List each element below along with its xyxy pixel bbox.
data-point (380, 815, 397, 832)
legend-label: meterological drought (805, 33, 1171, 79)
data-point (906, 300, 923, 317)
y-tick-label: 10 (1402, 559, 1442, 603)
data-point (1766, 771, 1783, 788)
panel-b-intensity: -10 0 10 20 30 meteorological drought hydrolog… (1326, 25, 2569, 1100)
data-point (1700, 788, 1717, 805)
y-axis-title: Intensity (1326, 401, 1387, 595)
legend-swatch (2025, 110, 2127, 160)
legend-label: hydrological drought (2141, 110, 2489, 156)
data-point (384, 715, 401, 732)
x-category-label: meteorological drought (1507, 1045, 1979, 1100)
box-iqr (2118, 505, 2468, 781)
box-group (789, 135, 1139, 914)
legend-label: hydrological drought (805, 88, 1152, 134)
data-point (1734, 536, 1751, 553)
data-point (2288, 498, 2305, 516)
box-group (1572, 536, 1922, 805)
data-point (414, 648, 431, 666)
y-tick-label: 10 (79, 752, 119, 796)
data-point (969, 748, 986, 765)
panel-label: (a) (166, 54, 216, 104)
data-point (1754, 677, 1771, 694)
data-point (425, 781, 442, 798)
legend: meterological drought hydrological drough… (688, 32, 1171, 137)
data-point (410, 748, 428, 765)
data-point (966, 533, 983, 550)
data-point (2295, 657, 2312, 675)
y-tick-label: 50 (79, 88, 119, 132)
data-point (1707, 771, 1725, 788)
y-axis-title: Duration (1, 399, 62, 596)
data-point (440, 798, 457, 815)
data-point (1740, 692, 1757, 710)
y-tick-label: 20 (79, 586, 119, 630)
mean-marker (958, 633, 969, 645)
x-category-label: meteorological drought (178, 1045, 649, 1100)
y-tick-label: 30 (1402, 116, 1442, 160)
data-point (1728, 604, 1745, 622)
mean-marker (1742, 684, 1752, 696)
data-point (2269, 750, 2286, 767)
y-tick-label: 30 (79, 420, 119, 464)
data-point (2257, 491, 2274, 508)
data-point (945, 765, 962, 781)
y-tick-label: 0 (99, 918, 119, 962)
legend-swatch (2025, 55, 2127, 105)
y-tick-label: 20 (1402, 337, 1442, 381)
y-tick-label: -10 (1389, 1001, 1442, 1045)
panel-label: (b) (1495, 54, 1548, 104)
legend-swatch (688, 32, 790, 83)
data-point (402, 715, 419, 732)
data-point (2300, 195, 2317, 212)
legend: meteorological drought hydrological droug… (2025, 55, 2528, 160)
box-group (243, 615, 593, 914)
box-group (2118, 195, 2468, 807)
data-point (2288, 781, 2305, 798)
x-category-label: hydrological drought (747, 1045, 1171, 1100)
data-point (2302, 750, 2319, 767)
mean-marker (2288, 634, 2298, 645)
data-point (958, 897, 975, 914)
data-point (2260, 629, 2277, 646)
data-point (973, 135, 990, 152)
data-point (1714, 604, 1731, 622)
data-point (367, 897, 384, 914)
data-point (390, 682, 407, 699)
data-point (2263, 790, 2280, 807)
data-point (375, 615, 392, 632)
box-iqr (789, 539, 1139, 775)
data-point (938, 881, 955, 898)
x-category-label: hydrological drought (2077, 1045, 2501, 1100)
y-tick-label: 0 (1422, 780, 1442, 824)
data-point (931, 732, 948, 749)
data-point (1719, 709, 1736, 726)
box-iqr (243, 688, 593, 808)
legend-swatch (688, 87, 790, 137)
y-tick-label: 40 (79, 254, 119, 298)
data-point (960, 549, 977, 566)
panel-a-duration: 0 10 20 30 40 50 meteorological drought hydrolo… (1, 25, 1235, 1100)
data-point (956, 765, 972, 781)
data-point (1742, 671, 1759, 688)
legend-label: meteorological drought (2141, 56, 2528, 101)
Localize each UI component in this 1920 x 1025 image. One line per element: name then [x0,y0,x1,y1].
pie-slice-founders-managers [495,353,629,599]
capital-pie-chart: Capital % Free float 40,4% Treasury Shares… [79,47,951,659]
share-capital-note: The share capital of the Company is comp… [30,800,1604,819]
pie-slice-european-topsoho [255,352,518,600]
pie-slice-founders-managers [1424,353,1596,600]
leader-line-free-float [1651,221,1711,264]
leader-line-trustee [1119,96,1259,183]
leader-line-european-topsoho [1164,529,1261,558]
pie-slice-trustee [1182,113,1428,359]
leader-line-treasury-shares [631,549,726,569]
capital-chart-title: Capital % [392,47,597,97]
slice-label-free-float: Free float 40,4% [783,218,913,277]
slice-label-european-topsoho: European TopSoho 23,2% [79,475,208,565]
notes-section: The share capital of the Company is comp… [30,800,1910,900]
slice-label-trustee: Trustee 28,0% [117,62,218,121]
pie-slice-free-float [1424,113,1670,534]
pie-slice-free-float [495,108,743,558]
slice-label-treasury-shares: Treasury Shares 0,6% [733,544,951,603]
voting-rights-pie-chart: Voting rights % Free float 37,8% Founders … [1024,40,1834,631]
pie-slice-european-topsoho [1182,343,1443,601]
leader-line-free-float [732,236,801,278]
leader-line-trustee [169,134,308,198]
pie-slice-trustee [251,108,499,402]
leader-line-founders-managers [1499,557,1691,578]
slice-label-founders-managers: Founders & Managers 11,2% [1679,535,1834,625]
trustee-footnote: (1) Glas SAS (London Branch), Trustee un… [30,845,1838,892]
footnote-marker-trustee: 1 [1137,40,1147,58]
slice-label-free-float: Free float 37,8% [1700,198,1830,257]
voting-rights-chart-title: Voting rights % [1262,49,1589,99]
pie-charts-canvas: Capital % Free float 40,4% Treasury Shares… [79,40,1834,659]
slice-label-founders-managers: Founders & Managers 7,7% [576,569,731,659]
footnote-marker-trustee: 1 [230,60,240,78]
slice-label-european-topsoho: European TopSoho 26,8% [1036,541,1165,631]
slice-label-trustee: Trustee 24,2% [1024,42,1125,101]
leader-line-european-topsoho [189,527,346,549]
---
Copy out every line above, word for word, without changing any text or number.

SOLVED PROBLEM
List each element below along with its xyxy pixel bbox.
data-point (380, 815, 397, 832)
legend-label: meterological drought (805, 33, 1171, 79)
data-point (906, 300, 923, 317)
y-tick-label: 10 (1402, 559, 1442, 603)
data-point (1766, 771, 1783, 788)
panel-b-intensity: -10 0 10 20 30 meteorological drought hydrolog… (1326, 25, 2569, 1100)
data-point (1700, 788, 1717, 805)
y-axis-title: Intensity (1326, 401, 1387, 595)
legend-swatch (2025, 110, 2127, 160)
legend-label: hydrological drought (2141, 110, 2489, 156)
data-point (384, 715, 401, 732)
x-category-label: meteorological drought (1507, 1045, 1979, 1100)
box-iqr (2118, 505, 2468, 781)
box-group (789, 135, 1139, 914)
legend-label: hydrological drought (805, 88, 1152, 134)
data-point (1734, 536, 1751, 553)
data-point (2288, 498, 2305, 516)
box-group (1572, 536, 1922, 805)
data-point (414, 648, 431, 666)
y-tick-label: 10 (79, 752, 119, 796)
data-point (969, 748, 986, 765)
panel-label: (a) (166, 54, 216, 104)
data-point (1754, 677, 1771, 694)
data-point (425, 781, 442, 798)
legend: meterological drought hydrological drough… (688, 32, 1171, 137)
data-point (410, 748, 428, 765)
data-point (966, 533, 983, 550)
data-point (2295, 657, 2312, 675)
y-tick-label: 50 (79, 88, 119, 132)
data-point (1707, 771, 1725, 788)
y-axis-title: Duration (1, 399, 62, 596)
data-point (440, 798, 457, 815)
data-point (1740, 692, 1757, 710)
y-tick-label: 20 (79, 586, 119, 630)
mean-marker (958, 633, 969, 645)
x-category-label: meteorological drought (178, 1045, 649, 1100)
y-tick-label: 30 (1402, 116, 1442, 160)
data-point (1728, 604, 1745, 622)
mean-marker (1742, 684, 1752, 696)
data-point (2269, 750, 2286, 767)
y-tick-label: 30 (79, 420, 119, 464)
data-point (2257, 491, 2274, 508)
data-point (945, 765, 962, 781)
y-tick-label: 0 (99, 918, 119, 962)
legend-swatch (2025, 55, 2127, 105)
y-tick-label: 20 (1402, 337, 1442, 381)
y-tick-label: -10 (1389, 1001, 1442, 1045)
panel-label: (b) (1495, 54, 1548, 104)
legend-swatch (688, 32, 790, 83)
data-point (402, 715, 419, 732)
data-point (2300, 195, 2317, 212)
legend: meteorological drought hydrological droug… (2025, 55, 2528, 160)
box-group (243, 615, 593, 914)
box-group (2118, 195, 2468, 807)
data-point (2288, 781, 2305, 798)
x-category-label: hydrological drought (747, 1045, 1171, 1100)
data-point (2302, 750, 2319, 767)
mean-marker (2288, 634, 2298, 645)
data-point (958, 897, 975, 914)
data-point (2260, 629, 2277, 646)
data-point (973, 135, 990, 152)
data-point (1714, 604, 1731, 622)
data-point (367, 897, 384, 914)
data-point (390, 682, 407, 699)
data-point (2263, 790, 2280, 807)
data-point (375, 615, 392, 632)
box-iqr (789, 539, 1139, 775)
data-point (938, 881, 955, 898)
x-category-label: hydrological drought (2077, 1045, 2501, 1100)
y-tick-label: 0 (1422, 780, 1442, 824)
data-point (931, 732, 948, 749)
data-point (1719, 709, 1736, 726)
box-iqr (243, 688, 593, 808)
legend-swatch (688, 87, 790, 137)
y-tick-label: 40 (79, 254, 119, 298)
data-point (960, 549, 977, 566)
panel-a-duration: 0 10 20 30 40 50 meteorological drought hydrolo… (1, 25, 1235, 1100)
data-point (956, 765, 972, 781)
data-point (1742, 671, 1759, 688)
legend-label: meteorological drought (2141, 56, 2528, 101)
Localize each UI component in this 1920 x 1025 image. One line per element: name then [x0,y0,x1,y1].
pie-slice-founders-managers [495,353,629,599]
capital-pie-chart: Capital % Free float 40,4% Treasury Shares… [79,47,951,659]
share-capital-note: The share capital of the Company is comp… [30,800,1604,819]
pie-slice-european-topsoho [255,352,518,600]
pie-slice-founders-managers [1424,353,1596,600]
leader-line-free-float [1651,221,1711,264]
leader-line-trustee [1119,96,1259,183]
leader-line-european-topsoho [1164,529,1261,558]
pie-slice-trustee [1182,113,1428,359]
leader-line-treasury-shares [631,549,726,569]
capital-chart-title: Capital % [392,47,597,97]
slice-label-free-float: Free float 40,4% [783,218,913,277]
slice-label-european-topsoho: European TopSoho 23,2% [79,475,208,565]
notes-section: The share capital of the Company is comp… [30,800,1910,900]
slice-label-trustee: Trustee 28,0% [117,62,218,121]
pie-slice-free-float [1424,113,1670,534]
pie-slice-free-float [495,108,743,558]
slice-label-treasury-shares: Treasury Shares 0,6% [733,544,951,603]
voting-rights-pie-chart: Voting rights % Free float 37,8% Founders … [1024,40,1834,631]
pie-slice-european-topsoho [1182,343,1443,601]
leader-line-free-float [732,236,801,278]
leader-line-trustee [169,134,308,198]
pie-slice-trustee [251,108,499,402]
leader-line-founders-managers [1499,557,1691,578]
slice-label-founders-managers: Founders & Managers 11,2% [1679,535,1834,625]
trustee-footnote: (1) Glas SAS (London Branch), Trustee un… [30,845,1838,892]
footnote-marker-trustee: 1 [1137,40,1147,58]
slice-label-free-float: Free float 37,8% [1700,198,1830,257]
voting-rights-chart-title: Voting rights % [1262,49,1589,99]
pie-charts-canvas: Capital % Free float 40,4% Treasury Shares… [79,40,1834,659]
slice-label-founders-managers: Founders & Managers 7,7% [576,569,731,659]
footnote-marker-trustee: 1 [230,60,240,78]
slice-label-european-topsoho: European TopSoho 26,8% [1036,541,1165,631]
slice-label-trustee: Trustee 24,2% [1024,42,1125,101]
leader-line-european-topsoho [189,527,346,549]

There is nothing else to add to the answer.